--- Selected passage Enclosed Below ---
What the Future Holds for the Screening, Diagnosis, and Treatment of Breast Cancer


health and tech institute (hti)

research and strategy institute
for continuous health transformation


Joaquim Cardoso MSc
Founder and Chief Researcher & Editor
February 20, 2023



EXECUTIVE SUMMARY


Introduction


In this editorial, written for the centennial of Radiology, the future of breast imaging over the next 20–30 years is discussed. 

Covered topics include current issues and future directions in breast cancer screening, diagnosis, and treatment guidance .


Current Issues and Future Directions in Breast Cancer Screening, Diagnosis, and Treatment


1.To state that nowadays the need for screening will de-crease because targeted systemic treatment is so effective is to confuse cause and effect


2.In the future, mammographic screening will only be used in a minority of women: those at low risk and with involuted breasts


3.The selection of appropriate outcome metrics and generation of the necessary evidence is also challenging for the clinical evaluation of diagnostic methods used to guide treatment; 

this explains why, during the past decades, we have been fairly unsuccessful in integrating imaging for personalized cancer care


4.Radiologists must own the interpretation of their research data and lead the medical community when setting up practice guidelines that involve the use of imaging for screening or treatment planning


5.Artificial intelligence will not only be used for predicting individual women’s risk and for phenotyping of cancer, but also for the acquisition and interpretation of all screening studies


Where Do We Go from Here?
--- End of Enclosed Selected passage ---
In one to three sentences, explain what the breast cancer summary says accounts for the past decades' fairly unsuccessful integration of imaging into personalized cancer care.
--- Extracted data Enclosed Below ---
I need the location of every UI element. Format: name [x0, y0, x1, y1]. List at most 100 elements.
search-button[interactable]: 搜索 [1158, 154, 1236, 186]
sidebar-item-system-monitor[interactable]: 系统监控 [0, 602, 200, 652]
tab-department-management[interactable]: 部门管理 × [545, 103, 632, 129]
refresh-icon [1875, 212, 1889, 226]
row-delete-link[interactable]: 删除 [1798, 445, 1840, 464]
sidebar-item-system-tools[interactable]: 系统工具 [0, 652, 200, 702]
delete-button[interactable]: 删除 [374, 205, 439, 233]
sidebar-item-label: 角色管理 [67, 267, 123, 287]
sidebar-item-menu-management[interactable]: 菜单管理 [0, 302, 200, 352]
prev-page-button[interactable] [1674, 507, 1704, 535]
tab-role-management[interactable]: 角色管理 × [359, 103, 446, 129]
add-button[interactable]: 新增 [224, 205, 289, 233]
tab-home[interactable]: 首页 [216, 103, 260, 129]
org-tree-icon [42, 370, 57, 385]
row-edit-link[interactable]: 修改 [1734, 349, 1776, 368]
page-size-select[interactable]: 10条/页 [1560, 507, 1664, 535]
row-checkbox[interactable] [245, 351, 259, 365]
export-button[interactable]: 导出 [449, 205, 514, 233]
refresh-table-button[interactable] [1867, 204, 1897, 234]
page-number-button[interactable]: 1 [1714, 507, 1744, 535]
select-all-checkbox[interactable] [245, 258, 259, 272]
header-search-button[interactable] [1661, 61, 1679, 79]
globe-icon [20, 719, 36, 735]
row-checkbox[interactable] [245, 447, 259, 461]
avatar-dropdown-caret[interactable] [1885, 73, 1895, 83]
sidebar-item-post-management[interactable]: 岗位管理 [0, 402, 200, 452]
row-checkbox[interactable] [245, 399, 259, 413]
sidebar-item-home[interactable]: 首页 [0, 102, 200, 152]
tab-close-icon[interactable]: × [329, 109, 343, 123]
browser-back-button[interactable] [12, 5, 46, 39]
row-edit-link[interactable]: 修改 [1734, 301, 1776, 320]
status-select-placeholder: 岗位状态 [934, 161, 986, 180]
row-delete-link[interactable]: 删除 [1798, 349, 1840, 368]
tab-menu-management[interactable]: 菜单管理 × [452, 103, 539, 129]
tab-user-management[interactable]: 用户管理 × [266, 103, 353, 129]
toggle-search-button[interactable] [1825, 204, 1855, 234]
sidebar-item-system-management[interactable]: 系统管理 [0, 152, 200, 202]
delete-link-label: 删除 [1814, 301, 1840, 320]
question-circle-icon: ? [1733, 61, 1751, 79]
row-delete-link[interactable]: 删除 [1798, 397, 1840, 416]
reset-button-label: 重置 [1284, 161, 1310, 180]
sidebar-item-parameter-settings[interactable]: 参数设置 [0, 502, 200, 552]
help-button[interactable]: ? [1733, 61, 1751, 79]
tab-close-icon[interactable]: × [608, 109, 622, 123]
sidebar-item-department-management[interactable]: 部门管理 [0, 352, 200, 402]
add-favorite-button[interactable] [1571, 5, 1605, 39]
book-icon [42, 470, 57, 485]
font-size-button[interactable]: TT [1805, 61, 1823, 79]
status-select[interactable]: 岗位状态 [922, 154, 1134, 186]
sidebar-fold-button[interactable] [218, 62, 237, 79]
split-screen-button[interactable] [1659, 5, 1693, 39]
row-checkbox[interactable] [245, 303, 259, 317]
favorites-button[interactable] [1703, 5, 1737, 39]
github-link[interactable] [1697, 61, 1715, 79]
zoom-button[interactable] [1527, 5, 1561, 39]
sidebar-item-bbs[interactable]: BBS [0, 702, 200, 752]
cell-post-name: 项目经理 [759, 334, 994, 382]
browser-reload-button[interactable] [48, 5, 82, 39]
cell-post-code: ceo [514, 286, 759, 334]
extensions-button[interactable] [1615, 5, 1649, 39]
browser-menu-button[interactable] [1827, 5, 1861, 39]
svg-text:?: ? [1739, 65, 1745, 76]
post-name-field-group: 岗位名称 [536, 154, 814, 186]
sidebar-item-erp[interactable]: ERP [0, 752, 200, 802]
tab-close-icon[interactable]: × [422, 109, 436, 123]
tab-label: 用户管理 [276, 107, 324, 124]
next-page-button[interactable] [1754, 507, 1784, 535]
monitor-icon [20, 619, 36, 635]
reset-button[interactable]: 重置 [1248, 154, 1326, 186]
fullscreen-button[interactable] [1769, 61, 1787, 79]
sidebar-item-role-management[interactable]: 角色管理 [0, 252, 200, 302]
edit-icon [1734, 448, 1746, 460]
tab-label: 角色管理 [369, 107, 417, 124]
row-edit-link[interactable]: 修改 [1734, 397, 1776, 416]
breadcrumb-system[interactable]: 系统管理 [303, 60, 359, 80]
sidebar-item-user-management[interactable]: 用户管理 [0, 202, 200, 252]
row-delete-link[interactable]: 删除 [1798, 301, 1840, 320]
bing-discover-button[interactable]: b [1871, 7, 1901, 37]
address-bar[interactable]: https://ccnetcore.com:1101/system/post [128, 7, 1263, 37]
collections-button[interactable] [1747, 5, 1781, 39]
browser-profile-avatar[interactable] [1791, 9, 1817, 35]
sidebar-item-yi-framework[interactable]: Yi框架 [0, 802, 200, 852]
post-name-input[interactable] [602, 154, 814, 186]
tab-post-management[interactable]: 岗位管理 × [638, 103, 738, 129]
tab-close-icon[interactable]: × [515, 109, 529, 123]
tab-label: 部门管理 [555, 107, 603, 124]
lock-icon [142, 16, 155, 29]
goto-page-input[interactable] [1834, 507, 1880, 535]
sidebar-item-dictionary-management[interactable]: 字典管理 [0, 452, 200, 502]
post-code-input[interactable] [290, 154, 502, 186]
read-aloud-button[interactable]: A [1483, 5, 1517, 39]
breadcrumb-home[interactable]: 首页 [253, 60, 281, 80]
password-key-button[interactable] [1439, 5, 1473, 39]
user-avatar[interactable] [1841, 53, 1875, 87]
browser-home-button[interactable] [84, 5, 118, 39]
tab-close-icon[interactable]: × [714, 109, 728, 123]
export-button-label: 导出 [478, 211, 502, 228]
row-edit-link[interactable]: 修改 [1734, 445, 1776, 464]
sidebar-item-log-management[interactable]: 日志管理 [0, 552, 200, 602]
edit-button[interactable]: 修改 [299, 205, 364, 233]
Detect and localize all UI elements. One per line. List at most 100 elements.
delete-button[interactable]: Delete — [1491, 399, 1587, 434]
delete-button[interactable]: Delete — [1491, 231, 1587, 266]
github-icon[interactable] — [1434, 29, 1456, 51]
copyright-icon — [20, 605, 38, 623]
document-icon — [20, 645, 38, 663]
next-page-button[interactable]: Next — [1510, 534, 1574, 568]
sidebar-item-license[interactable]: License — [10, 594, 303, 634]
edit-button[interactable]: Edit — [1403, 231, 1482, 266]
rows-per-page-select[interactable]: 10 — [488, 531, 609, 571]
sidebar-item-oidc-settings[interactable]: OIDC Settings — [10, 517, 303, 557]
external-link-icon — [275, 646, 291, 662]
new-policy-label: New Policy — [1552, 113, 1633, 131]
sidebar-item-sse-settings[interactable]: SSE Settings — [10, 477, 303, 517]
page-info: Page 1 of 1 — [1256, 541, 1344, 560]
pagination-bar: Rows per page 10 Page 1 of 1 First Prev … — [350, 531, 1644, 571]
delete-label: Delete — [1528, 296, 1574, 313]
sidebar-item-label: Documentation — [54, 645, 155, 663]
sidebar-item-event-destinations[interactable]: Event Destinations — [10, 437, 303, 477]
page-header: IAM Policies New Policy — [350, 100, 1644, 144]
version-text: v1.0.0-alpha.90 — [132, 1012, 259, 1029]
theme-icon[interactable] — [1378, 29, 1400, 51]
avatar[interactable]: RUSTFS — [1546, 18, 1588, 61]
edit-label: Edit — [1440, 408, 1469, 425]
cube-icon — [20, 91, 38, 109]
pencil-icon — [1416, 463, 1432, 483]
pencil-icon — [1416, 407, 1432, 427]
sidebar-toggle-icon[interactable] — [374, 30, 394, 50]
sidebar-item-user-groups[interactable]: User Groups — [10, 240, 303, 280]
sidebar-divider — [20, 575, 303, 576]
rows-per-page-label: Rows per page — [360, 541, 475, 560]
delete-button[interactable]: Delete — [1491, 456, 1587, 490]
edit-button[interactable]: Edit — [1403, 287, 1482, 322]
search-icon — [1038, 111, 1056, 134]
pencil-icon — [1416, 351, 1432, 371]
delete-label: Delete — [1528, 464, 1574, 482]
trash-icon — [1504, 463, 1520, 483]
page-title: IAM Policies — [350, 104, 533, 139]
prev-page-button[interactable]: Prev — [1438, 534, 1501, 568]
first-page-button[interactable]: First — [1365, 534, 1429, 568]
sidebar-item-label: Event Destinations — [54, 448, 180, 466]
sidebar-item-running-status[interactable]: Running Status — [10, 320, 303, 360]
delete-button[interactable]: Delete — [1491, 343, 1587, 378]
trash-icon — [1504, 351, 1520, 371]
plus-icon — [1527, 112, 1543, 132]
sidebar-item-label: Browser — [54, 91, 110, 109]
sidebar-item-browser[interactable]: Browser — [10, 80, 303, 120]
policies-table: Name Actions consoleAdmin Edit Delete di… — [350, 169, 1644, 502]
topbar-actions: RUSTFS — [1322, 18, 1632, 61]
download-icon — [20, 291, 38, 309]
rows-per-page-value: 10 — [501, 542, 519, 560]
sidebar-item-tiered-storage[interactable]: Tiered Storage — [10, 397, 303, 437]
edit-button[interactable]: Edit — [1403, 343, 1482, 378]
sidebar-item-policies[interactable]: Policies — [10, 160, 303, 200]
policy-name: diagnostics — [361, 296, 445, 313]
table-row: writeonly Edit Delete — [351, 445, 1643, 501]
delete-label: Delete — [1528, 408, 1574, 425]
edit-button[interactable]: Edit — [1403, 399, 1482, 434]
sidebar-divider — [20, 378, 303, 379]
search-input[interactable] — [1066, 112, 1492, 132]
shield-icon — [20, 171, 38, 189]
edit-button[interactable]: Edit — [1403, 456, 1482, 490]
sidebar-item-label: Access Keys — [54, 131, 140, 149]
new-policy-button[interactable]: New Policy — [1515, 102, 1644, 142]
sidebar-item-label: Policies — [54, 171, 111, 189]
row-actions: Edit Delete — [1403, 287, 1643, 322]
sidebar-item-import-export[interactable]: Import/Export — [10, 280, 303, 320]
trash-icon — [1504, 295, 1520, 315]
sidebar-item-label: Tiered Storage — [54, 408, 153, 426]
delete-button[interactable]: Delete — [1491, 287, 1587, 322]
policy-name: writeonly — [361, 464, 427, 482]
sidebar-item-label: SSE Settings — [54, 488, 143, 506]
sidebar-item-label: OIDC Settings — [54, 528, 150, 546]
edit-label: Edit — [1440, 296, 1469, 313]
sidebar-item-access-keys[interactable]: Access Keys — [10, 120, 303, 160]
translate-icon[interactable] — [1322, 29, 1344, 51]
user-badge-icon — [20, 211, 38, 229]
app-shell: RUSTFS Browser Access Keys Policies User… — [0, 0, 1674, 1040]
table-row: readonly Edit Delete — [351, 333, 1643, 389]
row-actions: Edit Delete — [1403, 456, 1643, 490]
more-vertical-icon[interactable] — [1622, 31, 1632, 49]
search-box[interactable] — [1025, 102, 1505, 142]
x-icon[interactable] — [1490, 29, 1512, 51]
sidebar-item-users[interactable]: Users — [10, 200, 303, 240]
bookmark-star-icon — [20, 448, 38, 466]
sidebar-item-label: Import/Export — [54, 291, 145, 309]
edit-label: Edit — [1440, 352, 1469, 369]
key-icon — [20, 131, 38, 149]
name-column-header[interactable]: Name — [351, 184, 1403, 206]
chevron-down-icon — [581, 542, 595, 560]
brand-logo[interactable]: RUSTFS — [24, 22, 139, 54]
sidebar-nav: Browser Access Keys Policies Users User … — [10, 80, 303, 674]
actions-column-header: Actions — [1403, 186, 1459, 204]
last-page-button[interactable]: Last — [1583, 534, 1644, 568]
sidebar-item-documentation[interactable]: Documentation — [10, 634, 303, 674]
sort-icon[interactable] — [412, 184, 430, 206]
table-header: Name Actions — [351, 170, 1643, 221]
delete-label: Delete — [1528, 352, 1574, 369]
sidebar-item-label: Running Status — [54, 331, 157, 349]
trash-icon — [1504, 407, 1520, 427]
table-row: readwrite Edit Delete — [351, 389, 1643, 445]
--- End of Enclosed Extracted data ---
Task answer:
It is hard to select appropriate outcome metrics and to generate the necessary evidence when clinically evaluating diagnostic methods used to guide treatment. That difficulty explains why integrating imaging into personalized cancer care has been fairly unsuccessful.